>>

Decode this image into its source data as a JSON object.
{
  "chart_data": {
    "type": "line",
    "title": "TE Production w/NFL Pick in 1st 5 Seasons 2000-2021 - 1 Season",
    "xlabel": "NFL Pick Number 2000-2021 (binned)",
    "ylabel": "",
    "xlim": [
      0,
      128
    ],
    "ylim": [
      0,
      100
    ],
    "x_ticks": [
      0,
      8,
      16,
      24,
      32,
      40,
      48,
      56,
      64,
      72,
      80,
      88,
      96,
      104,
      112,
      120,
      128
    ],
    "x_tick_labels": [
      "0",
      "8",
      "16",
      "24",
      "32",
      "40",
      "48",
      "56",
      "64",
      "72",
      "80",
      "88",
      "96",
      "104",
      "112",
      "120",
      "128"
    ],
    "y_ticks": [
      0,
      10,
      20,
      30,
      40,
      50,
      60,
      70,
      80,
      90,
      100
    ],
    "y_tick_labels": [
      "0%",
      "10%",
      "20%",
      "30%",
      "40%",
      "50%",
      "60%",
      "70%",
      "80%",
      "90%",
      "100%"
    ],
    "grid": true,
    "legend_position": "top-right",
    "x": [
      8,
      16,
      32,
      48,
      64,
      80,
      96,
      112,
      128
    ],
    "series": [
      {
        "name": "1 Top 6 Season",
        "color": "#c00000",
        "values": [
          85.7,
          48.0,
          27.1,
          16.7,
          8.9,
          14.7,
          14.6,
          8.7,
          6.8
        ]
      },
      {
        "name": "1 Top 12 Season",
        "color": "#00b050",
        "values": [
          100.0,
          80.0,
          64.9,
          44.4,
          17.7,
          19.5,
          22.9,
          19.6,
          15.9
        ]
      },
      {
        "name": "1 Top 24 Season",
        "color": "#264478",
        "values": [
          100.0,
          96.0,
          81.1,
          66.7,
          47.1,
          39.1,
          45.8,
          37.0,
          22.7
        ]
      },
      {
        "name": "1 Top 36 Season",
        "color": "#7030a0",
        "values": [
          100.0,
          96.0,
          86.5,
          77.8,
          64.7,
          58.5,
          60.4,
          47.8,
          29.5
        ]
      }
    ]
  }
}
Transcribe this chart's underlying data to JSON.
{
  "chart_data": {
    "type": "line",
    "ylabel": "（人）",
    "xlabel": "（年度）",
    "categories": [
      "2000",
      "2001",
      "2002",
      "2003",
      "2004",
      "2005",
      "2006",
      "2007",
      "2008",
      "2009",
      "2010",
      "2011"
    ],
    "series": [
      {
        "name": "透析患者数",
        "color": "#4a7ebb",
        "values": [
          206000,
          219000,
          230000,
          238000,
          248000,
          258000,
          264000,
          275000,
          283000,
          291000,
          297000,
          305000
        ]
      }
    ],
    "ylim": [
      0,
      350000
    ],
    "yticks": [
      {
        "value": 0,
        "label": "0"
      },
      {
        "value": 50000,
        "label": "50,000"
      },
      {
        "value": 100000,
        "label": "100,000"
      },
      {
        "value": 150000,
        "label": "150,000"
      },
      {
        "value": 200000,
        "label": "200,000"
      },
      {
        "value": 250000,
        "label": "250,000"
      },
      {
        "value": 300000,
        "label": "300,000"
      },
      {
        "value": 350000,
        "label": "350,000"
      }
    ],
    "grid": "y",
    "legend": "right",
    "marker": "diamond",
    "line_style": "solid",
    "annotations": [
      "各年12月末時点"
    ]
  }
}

<<

* **Do this**
Reproduce all of the material above word for word.

* **Result of this exercise**
Decode this image into its source data as a JSON object.
{
  "chart_data": {
    "type": "line",
    "title": "TE Production w/NFL Pick in 1st 5 Seasons 2000-2021 - 1 Season",
    "xlabel": "NFL Pick Number 2000-2021 (binned)",
    "ylabel": "",
    "xlim": [
      0,
      128
    ],
    "ylim": [
      0,
      100
    ],
    "x_ticks": [
      0,
      8,
      16,
      24,
      32,
      40,
      48,
      56,
      64,
      72,
      80,
      88,
      96,
      104,
      112,
      120,
      128
    ],
    "x_tick_labels": [
      "0",
      "8",
      "16",
      "24",
      "32",
      "40",
      "48",
      "56",
      "64",
      "72",
      "80",
      "88",
      "96",
      "104",
      "112",
      "120",
      "128"
    ],
    "y_ticks": [
      0,
      10,
      20,
      30,
      40,
      50,
      60,
      70,
      80,
      90,
      100
    ],
    "y_tick_labels": [
      "0%",
      "10%",
      "20%",
      "30%",
      "40%",
      "50%",
      "60%",
      "70%",
      "80%",
      "90%",
      "100%"
    ],
    "grid": true,
    "legend_position": "top-right",
    "x": [
      8,
      16,
      32,
      48,
      64,
      80,
      96,
      112,
      128
    ],
    "series": [
      {
        "name": "1 Top 6 Season",
        "color": "#c00000",
        "values": [
          85.7,
          48.0,
          27.1,
          16.7,
          8.9,
          14.7,
          14.6,
          8.7,
          6.8
        ]
      },
      {
        "name": "1 Top 12 Season",
        "color": "#00b050",
        "values": [
          100.0,
          80.0,
          64.9,
          44.4,
          17.7,
          19.5,
          22.9,
          19.6,
          15.9
        ]
      },
      {
        "name": "1 Top 24 Season",
        "color": "#264478",
        "values": [
          100.0,
          96.0,
          81.1,
          66.7,
          47.1,
          39.1,
          45.8,
          37.0,
          22.7
        ]
      },
      {
        "name": "1 Top 36 Season",
        "color": "#7030a0",
        "values": [
          100.0,
          96.0,
          86.5,
          77.8,
          64.7,
          58.5,
          60.4,
          47.8,
          29.5
        ]
      }
    ]
  }
}
Transcribe this chart's underlying data to JSON.
{
  "chart_data": {
    "type": "line",
    "ylabel": "（人）",
    "xlabel": "（年度）",
    "categories": [
      "2000",
      "2001",
      "2002",
      "2003",
      "2004",
      "2005",
      "2006",
      "2007",
      "2008",
      "2009",
      "2010",
      "2011"
    ],
    "series": [
      {
        "name": "透析患者数",
        "color": "#4a7ebb",
        "values": [
          206000,
          219000,
          230000,
          238000,
          248000,
          258000,
          264000,
          275000,
          283000,
          291000,
          297000,
          305000
        ]
      }
    ],
    "ylim": [
      0,
      350000
    ],
    "yticks": [
      {
        "value": 0,
        "label": "0"
      },
      {
        "value": 50000,
        "label": "50,000"
      },
      {
        "value": 100000,
        "label": "100,000"
      },
      {
        "value": 150000,
        "label": "150,000"
      },
      {
        "value": 200000,
        "label": "200,000"
      },
      {
        "value": 250000,
        "label": "250,000"
      },
      {
        "value": 300000,
        "label": "300,000"
      },
      {
        "value": 350000,
        "label": "350,000"
      }
    ],
    "grid": "y",
    "legend": "right",
    "marker": "diamond",
    "line_style": "solid",
    "annotations": [
      "各年12月末時点"
    ]
  }
}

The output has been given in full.